**Instructions to follow**: Gather the lines from the material that contain "비교해서".

---*---

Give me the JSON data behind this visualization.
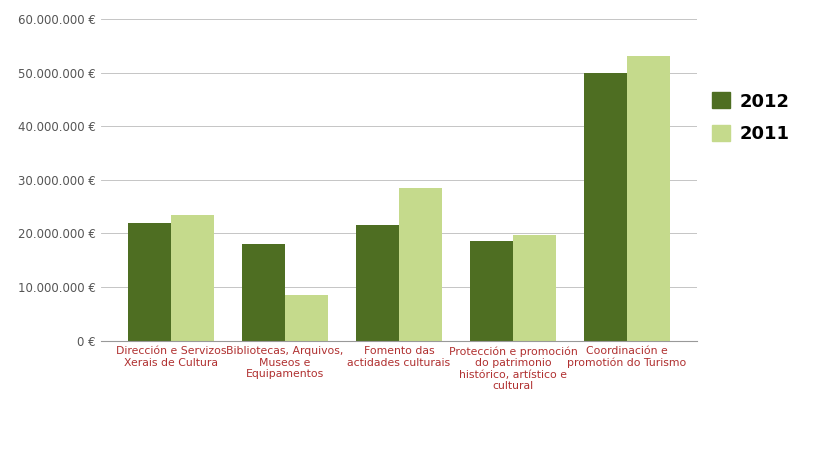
{
  "categories": [
    "Dirección e Servizos\nXerais de Cultura",
    "Bibliotecas, Arquivos,\nMuseos e\nEquipamentos",
    "Fomento das\nactidades culturais",
    "Protección e promoción\ndo patrimonio\nhistórico, artístico e\ncultural",
    "Coordinación e\npromotión do Turismo"
  ],
  "values_2012": [
    22000000,
    18000000,
    21500000,
    18500000,
    50000000
  ],
  "values_2011": [
    23500000,
    8500000,
    28500000,
    19700000,
    53000000
  ],
  "color_2012": "#4e6e22",
  "color_2011": "#c5da8c",
  "ylim": [
    0,
    60000000
  ],
  "yticks": [
    0,
    10000000,
    20000000,
    30000000,
    40000000,
    50000000,
    60000000
  ],
  "legend_labels": [
    "2012",
    "2011"
  ],
  "bar_width": 0.38,
  "background_color": "#ffffff",
  "grid_color": "#bbbbbb",
  "xtick_label_color": "#b03030",
  "ytick_label_color": "#555555",
  "ytick_fontsize": 8.5,
  "xtick_fontsize": 7.8,
  "legend_fontsize": 13
}
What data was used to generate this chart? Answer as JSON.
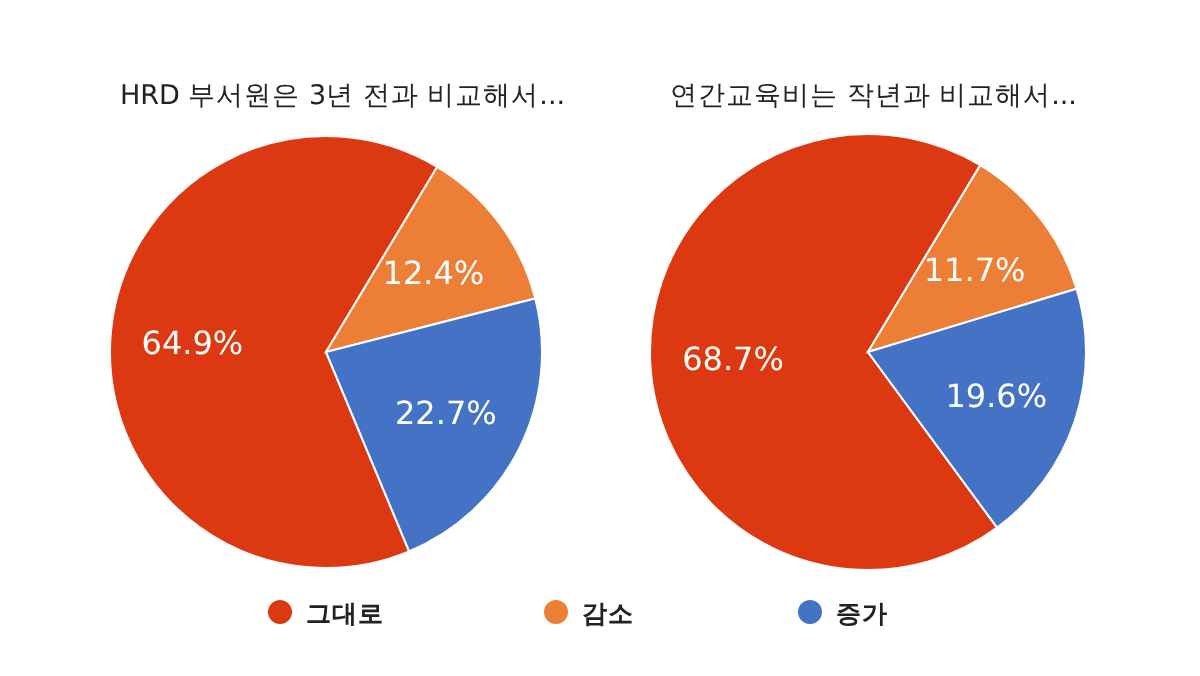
{
  "chart_data": [
    {
      "type": "pie",
      "title": "HRD 부서원은 3년 전과 비교해서...",
      "categories": [
        "그대로",
        "감소",
        "증가"
      ],
      "values": [
        64.9,
        12.4,
        22.7
      ],
      "value_labels": [
        "64.9%",
        "12.4%",
        "22.7%"
      ],
      "colors": [
        "#dc3912",
        "#ec7f35",
        "#4472c4"
      ],
      "legend": "bottom"
    },
    {
      "type": "pie",
      "title": "연간교육비는 작년과 비교해서...",
      "categories": [
        null,
        null,
        null
      ],
      "values": [
        68.7,
        11.7,
        19.6
      ],
      "value_labels": [
        "68.7%",
        "11.7%",
        "19.6%"
      ],
      "colors": [
        "#dc3912",
        "#ec7f35",
        "#4472c4"
      ]
    }
  ]
}
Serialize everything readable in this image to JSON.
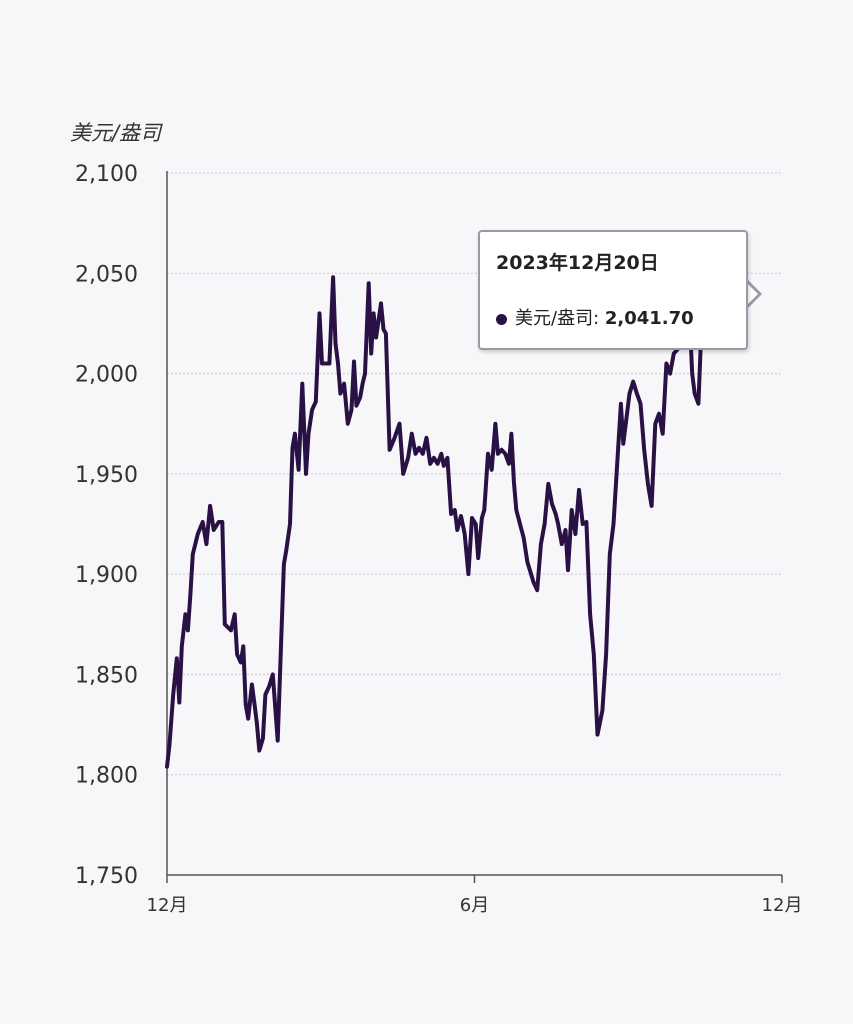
{
  "chart_data": {
    "type": "line",
    "ylabel": "美元/盎司",
    "xlabel": "",
    "title": "",
    "ylim": [
      1750,
      2100
    ],
    "yticks": [
      "2,100",
      "2,050",
      "2,000",
      "1,950",
      "1,900",
      "1,850",
      "1,800",
      "1,750"
    ],
    "ytick_values": [
      2100,
      2050,
      2000,
      1950,
      1900,
      1850,
      1800,
      1750
    ],
    "xticks": [
      {
        "label": "12月",
        "t": 0
      },
      {
        "label": "6月",
        "t": 0.5
      },
      {
        "label": "12月",
        "t": 1
      }
    ],
    "grid": true,
    "colors": {
      "line": "#2a1145",
      "grid": "#c8c8d8",
      "axis": "#555555"
    },
    "series": [
      {
        "name": "美元/盎司",
        "points": [
          [
            0.0,
            1804
          ],
          [
            0.004,
            1815
          ],
          [
            0.01,
            1840
          ],
          [
            0.016,
            1858
          ],
          [
            0.02,
            1836
          ],
          [
            0.024,
            1864
          ],
          [
            0.03,
            1880
          ],
          [
            0.034,
            1872
          ],
          [
            0.038,
            1890
          ],
          [
            0.042,
            1910
          ],
          [
            0.05,
            1920
          ],
          [
            0.058,
            1926
          ],
          [
            0.064,
            1915
          ],
          [
            0.07,
            1934
          ],
          [
            0.076,
            1922
          ],
          [
            0.084,
            1926
          ],
          [
            0.09,
            1926
          ],
          [
            0.094,
            1875
          ],
          [
            0.104,
            1872
          ],
          [
            0.11,
            1880
          ],
          [
            0.114,
            1860
          ],
          [
            0.12,
            1856
          ],
          [
            0.124,
            1864
          ],
          [
            0.128,
            1835
          ],
          [
            0.132,
            1828
          ],
          [
            0.138,
            1845
          ],
          [
            0.142,
            1836
          ],
          [
            0.146,
            1826
          ],
          [
            0.15,
            1812
          ],
          [
            0.156,
            1818
          ],
          [
            0.16,
            1840
          ],
          [
            0.166,
            1844
          ],
          [
            0.172,
            1850
          ],
          [
            0.18,
            1817
          ],
          [
            0.186,
            1870
          ],
          [
            0.19,
            1905
          ],
          [
            0.194,
            1912
          ],
          [
            0.2,
            1925
          ],
          [
            0.204,
            1963
          ],
          [
            0.208,
            1970
          ],
          [
            0.214,
            1952
          ],
          [
            0.22,
            1995
          ],
          [
            0.226,
            1950
          ],
          [
            0.23,
            1970
          ],
          [
            0.236,
            1982
          ],
          [
            0.242,
            1986
          ],
          [
            0.248,
            2030
          ],
          [
            0.252,
            2005
          ],
          [
            0.258,
            2005
          ],
          [
            0.264,
            2005
          ],
          [
            0.27,
            2048
          ],
          [
            0.274,
            2015
          ],
          [
            0.278,
            2005
          ],
          [
            0.282,
            1990
          ],
          [
            0.288,
            1995
          ],
          [
            0.294,
            1975
          ],
          [
            0.3,
            1982
          ],
          [
            0.304,
            2006
          ],
          [
            0.308,
            1984
          ],
          [
            0.314,
            1988
          ],
          [
            0.318,
            1995
          ],
          [
            0.322,
            2000
          ],
          [
            0.328,
            2045
          ],
          [
            0.332,
            2010
          ],
          [
            0.336,
            2030
          ],
          [
            0.34,
            2018
          ],
          [
            0.348,
            2035
          ],
          [
            0.352,
            2022
          ],
          [
            0.356,
            2020
          ],
          [
            0.362,
            1962
          ],
          [
            0.37,
            1968
          ],
          [
            0.378,
            1975
          ],
          [
            0.384,
            1950
          ],
          [
            0.392,
            1958
          ],
          [
            0.398,
            1970
          ],
          [
            0.404,
            1960
          ],
          [
            0.41,
            1963
          ],
          [
            0.416,
            1960
          ],
          [
            0.422,
            1968
          ],
          [
            0.428,
            1955
          ],
          [
            0.434,
            1958
          ],
          [
            0.44,
            1955
          ],
          [
            0.446,
            1960
          ],
          [
            0.45,
            1954
          ],
          [
            0.456,
            1958
          ],
          [
            0.462,
            1930
          ],
          [
            0.468,
            1932
          ],
          [
            0.472,
            1922
          ],
          [
            0.478,
            1929
          ],
          [
            0.484,
            1920
          ],
          [
            0.49,
            1900
          ],
          [
            0.496,
            1928
          ],
          [
            0.502,
            1925
          ],
          [
            0.506,
            1908
          ],
          [
            0.512,
            1928
          ],
          [
            0.516,
            1932
          ],
          [
            0.522,
            1960
          ],
          [
            0.528,
            1952
          ],
          [
            0.534,
            1975
          ],
          [
            0.538,
            1960
          ],
          [
            0.544,
            1962
          ],
          [
            0.55,
            1960
          ],
          [
            0.556,
            1955
          ],
          [
            0.56,
            1970
          ],
          [
            0.564,
            1946
          ],
          [
            0.568,
            1932
          ],
          [
            0.574,
            1925
          ],
          [
            0.58,
            1918
          ],
          [
            0.586,
            1906
          ],
          [
            0.592,
            1900
          ],
          [
            0.596,
            1896
          ],
          [
            0.602,
            1892
          ],
          [
            0.608,
            1915
          ],
          [
            0.614,
            1925
          ],
          [
            0.62,
            1945
          ],
          [
            0.626,
            1935
          ],
          [
            0.632,
            1930
          ],
          [
            0.636,
            1925
          ],
          [
            0.642,
            1915
          ],
          [
            0.648,
            1922
          ],
          [
            0.652,
            1902
          ],
          [
            0.658,
            1932
          ],
          [
            0.664,
            1920
          ],
          [
            0.67,
            1942
          ],
          [
            0.676,
            1925
          ],
          [
            0.682,
            1926
          ],
          [
            0.688,
            1880
          ],
          [
            0.694,
            1860
          ],
          [
            0.7,
            1820
          ],
          [
            0.708,
            1832
          ],
          [
            0.714,
            1860
          ],
          [
            0.72,
            1910
          ],
          [
            0.726,
            1925
          ],
          [
            0.732,
            1955
          ],
          [
            0.738,
            1985
          ],
          [
            0.742,
            1965
          ],
          [
            0.748,
            1980
          ],
          [
            0.752,
            1990
          ],
          [
            0.758,
            1996
          ],
          [
            0.764,
            1990
          ],
          [
            0.77,
            1985
          ],
          [
            0.776,
            1962
          ],
          [
            0.782,
            1945
          ],
          [
            0.788,
            1934
          ],
          [
            0.794,
            1975
          ],
          [
            0.8,
            1980
          ],
          [
            0.806,
            1970
          ],
          [
            0.812,
            2005
          ],
          [
            0.818,
            2000
          ],
          [
            0.824,
            2010
          ],
          [
            0.83,
            2012
          ],
          [
            0.836,
            2020
          ],
          [
            0.842,
            2015
          ],
          [
            0.848,
            2040
          ],
          [
            0.854,
            2000
          ],
          [
            0.858,
            1990
          ],
          [
            0.864,
            1985
          ],
          [
            0.87,
            2030
          ],
          [
            0.874,
            2045
          ],
          [
            0.88,
            2030
          ],
          [
            0.886,
            2041.7
          ]
        ]
      }
    ],
    "tooltip": {
      "date": "2023年12月20日",
      "series_label": "美元/盎司:",
      "value": "2,041.70",
      "t": 0.886
    }
  }
}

---*---

**Task solution**:
      "title": "HRD 부서원은 3년 전과 비교해서...",
      "title": "연간교육비는 작년과 비교해서...",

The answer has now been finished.